- **Data lines**
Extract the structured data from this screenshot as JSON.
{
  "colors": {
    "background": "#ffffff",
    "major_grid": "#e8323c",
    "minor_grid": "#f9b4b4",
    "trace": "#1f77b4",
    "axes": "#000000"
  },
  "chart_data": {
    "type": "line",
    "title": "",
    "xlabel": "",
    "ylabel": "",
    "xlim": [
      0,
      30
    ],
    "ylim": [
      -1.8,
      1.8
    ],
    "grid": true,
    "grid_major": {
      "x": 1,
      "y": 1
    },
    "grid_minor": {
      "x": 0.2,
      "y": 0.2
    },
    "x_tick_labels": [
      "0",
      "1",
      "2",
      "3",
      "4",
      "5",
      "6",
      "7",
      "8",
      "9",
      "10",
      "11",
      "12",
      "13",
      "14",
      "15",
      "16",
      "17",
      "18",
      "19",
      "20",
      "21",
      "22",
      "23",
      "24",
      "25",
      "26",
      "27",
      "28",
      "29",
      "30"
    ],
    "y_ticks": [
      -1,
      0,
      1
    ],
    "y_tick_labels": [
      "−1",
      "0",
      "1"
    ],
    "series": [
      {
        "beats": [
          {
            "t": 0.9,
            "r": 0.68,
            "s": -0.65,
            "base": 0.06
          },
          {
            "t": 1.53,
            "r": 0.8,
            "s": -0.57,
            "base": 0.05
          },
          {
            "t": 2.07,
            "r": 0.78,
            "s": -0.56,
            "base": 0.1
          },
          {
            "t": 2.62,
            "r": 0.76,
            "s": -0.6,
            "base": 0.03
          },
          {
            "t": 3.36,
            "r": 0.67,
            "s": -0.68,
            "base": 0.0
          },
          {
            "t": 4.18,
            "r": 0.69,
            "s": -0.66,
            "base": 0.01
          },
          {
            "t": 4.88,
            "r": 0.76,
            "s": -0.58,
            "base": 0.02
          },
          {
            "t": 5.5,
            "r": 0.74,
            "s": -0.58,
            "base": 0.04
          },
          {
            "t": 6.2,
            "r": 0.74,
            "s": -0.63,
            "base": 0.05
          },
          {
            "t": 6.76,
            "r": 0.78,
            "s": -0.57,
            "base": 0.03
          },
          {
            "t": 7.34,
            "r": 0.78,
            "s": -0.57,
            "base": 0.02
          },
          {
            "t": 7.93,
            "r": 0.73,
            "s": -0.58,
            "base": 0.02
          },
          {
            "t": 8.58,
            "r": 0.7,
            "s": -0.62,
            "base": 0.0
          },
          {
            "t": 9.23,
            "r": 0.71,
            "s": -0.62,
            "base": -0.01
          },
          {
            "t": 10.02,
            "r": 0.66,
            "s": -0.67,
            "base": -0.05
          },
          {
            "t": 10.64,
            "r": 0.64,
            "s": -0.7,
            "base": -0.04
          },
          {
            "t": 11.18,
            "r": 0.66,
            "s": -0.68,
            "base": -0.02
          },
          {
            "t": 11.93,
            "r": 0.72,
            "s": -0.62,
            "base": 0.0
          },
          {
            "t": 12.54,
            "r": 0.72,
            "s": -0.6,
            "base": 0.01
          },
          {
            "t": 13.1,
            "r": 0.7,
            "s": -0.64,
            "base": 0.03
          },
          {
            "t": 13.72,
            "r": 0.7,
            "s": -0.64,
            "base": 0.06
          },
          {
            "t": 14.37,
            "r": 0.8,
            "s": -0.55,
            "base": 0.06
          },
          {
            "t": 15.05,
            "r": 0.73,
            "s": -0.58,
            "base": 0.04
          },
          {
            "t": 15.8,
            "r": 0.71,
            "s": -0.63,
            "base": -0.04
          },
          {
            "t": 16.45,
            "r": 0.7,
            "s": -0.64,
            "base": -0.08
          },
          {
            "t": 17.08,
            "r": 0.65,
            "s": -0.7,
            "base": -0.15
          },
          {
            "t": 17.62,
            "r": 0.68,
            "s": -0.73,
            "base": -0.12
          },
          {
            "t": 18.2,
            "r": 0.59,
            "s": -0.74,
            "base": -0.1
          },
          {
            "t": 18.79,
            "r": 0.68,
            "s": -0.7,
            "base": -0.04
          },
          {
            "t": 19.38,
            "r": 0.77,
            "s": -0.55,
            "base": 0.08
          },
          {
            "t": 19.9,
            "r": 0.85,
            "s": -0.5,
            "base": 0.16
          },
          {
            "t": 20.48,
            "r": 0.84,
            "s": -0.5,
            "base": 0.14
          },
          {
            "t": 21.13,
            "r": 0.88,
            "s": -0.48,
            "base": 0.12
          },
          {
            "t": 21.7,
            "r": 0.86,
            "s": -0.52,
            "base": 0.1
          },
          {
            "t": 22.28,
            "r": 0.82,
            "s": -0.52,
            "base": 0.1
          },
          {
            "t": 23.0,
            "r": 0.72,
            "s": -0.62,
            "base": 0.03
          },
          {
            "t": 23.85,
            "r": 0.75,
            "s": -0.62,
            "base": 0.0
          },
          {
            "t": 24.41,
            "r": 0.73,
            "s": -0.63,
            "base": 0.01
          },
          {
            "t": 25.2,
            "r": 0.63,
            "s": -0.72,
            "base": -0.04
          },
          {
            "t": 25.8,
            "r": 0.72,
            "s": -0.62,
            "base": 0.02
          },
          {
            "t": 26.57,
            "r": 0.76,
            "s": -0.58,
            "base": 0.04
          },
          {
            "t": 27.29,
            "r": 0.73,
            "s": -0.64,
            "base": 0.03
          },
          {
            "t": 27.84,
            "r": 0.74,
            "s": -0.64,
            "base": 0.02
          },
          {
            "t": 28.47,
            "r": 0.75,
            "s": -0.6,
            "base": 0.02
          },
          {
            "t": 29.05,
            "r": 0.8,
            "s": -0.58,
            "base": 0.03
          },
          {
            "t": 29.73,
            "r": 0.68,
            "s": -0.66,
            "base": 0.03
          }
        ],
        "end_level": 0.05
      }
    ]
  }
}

- **Exercise objective**
The listing above must be transcribed exactly, line by line.

- **Full answer**
Extract the structured data from this screenshot as JSON.
{
  "colors": {
    "background": "#ffffff",
    "major_grid": "#e8323c",
    "minor_grid": "#f9b4b4",
    "trace": "#1f77b4",
    "axes": "#000000"
  },
  "chart_data": {
    "type": "line",
    "title": "",
    "xlabel": "",
    "ylabel": "",
    "xlim": [
      0,
      30
    ],
    "ylim": [
      -1.8,
      1.8
    ],
    "grid": true,
    "grid_major": {
      "x": 1,
      "y": 1
    },
    "grid_minor": {
      "x": 0.2,
      "y": 0.2
    },
    "x_tick_labels": [
      "0",
      "1",
      "2",
      "3",
      "4",
      "5",
      "6",
      "7",
      "8",
      "9",
      "10",
      "11",
      "12",
      "13",
      "14",
      "15",
      "16",
      "17",
      "18",
      "19",
      "20",
      "21",
      "22",
      "23",
      "24",
      "25",
      "26",
      "27",
      "28",
      "29",
      "30"
    ],
    "y_ticks": [
      -1,
      0,
      1
    ],
    "y_tick_labels": [
      "−1",
      "0",
      "1"
    ],
    "series": [
      {
        "beats": [
          {
            "t": 0.9,
            "r": 0.68,
            "s": -0.65,
            "base": 0.06
          },
          {
            "t": 1.53,
            "r": 0.8,
            "s": -0.57,
            "base": 0.05
          },
          {
            "t": 2.07,
            "r": 0.78,
            "s": -0.56,
            "base": 0.1
          },
          {
            "t": 2.62,
            "r": 0.76,
            "s": -0.6,
            "base": 0.03
          },
          {
            "t": 3.36,
            "r": 0.67,
            "s": -0.68,
            "base": 0.0
          },
          {
            "t": 4.18,
            "r": 0.69,
            "s": -0.66,
            "base": 0.01
          },
          {
            "t": 4.88,
            "r": 0.76,
            "s": -0.58,
            "base": 0.02
          },
          {
            "t": 5.5,
            "r": 0.74,
            "s": -0.58,
            "base": 0.04
          },
          {
            "t": 6.2,
            "r": 0.74,
            "s": -0.63,
            "base": 0.05
          },
          {
            "t": 6.76,
            "r": 0.78,
            "s": -0.57,
            "base": 0.03
          },
          {
            "t": 7.34,
            "r": 0.78,
            "s": -0.57,
            "base": 0.02
          },
          {
            "t": 7.93,
            "r": 0.73,
            "s": -0.58,
            "base": 0.02
          },
          {
            "t": 8.58,
            "r": 0.7,
            "s": -0.62,
            "base": 0.0
          },
          {
            "t": 9.23,
            "r": 0.71,
            "s": -0.62,
            "base": -0.01
          },
          {
            "t": 10.02,
            "r": 0.66,
            "s": -0.67,
            "base": -0.05
          },
          {
            "t": 10.64,
            "r": 0.64,
            "s": -0.7,
            "base": -0.04
          },
          {
            "t": 11.18,
            "r": 0.66,
            "s": -0.68,
            "base": -0.02
          },
          {
            "t": 11.93,
            "r": 0.72,
            "s": -0.62,
            "base": 0.0
          },
          {
            "t": 12.54,
            "r": 0.72,
            "s": -0.6,
            "base": 0.01
          },
          {
            "t": 13.1,
            "r": 0.7,
            "s": -0.64,
            "base": 0.03
          },
          {
            "t": 13.72,
            "r": 0.7,
            "s": -0.64,
            "base": 0.06
          },
          {
            "t": 14.37,
            "r": 0.8,
            "s": -0.55,
            "base": 0.06
          },
          {
            "t": 15.05,
            "r": 0.73,
            "s": -0.58,
            "base": 0.04
          },
          {
            "t": 15.8,
            "r": 0.71,
            "s": -0.63,
            "base": -0.04
          },
          {
            "t": 16.45,
            "r": 0.7,
            "s": -0.64,
            "base": -0.08
          },
          {
            "t": 17.08,
            "r": 0.65,
            "s": -0.7,
            "base": -0.15
          },
          {
            "t": 17.62,
            "r": 0.68,
            "s": -0.73,
            "base": -0.12
          },
          {
            "t": 18.2,
            "r": 0.59,
            "s": -0.74,
            "base": -0.1
          },
          {
            "t": 18.79,
            "r": 0.68,
            "s": -0.7,
            "base": -0.04
          },
          {
            "t": 19.38,
            "r": 0.77,
            "s": -0.55,
            "base": 0.08
          },
          {
            "t": 19.9,
            "r": 0.85,
            "s": -0.5,
            "base": 0.16
          },
          {
            "t": 20.48,
            "r": 0.84,
            "s": -0.5,
            "base": 0.14
          },
          {
            "t": 21.13,
            "r": 0.88,
            "s": -0.48,
            "base": 0.12
          },
          {
            "t": 21.7,
            "r": 0.86,
            "s": -0.52,
            "base": 0.1
          },
          {
            "t": 22.28,
            "r": 0.82,
            "s": -0.52,
            "base": 0.1
          },
          {
            "t": 23.0,
            "r": 0.72,
            "s": -0.62,
            "base": 0.03
          },
          {
            "t": 23.85,
            "r": 0.75,
            "s": -0.62,
            "base": 0.0
          },
          {
            "t": 24.41,
            "r": 0.73,
            "s": -0.63,
            "base": 0.01
          },
          {
            "t": 25.2,
            "r": 0.63,
            "s": -0.72,
            "base": -0.04
          },
          {
            "t": 25.8,
            "r": 0.72,
            "s": -0.62,
            "base": 0.02
          },
          {
            "t": 26.57,
            "r": 0.76,
            "s": -0.58,
            "base": 0.04
          },
          {
            "t": 27.29,
            "r": 0.73,
            "s": -0.64,
            "base": 0.03
          },
          {
            "t": 27.84,
            "r": 0.74,
            "s": -0.64,
            "base": 0.02
          },
          {
            "t": 28.47,
            "r": 0.75,
            "s": -0.6,
            "base": 0.02
          },
          {
            "t": 29.05,
            "r": 0.8,
            "s": -0.58,
            "base": 0.03
          },
          {
            "t": 29.73,
            "r": 0.68,
            "s": -0.66,
            "base": 0.03
          }
        ],
        "end_level": 0.05
      }
    ]
  }
}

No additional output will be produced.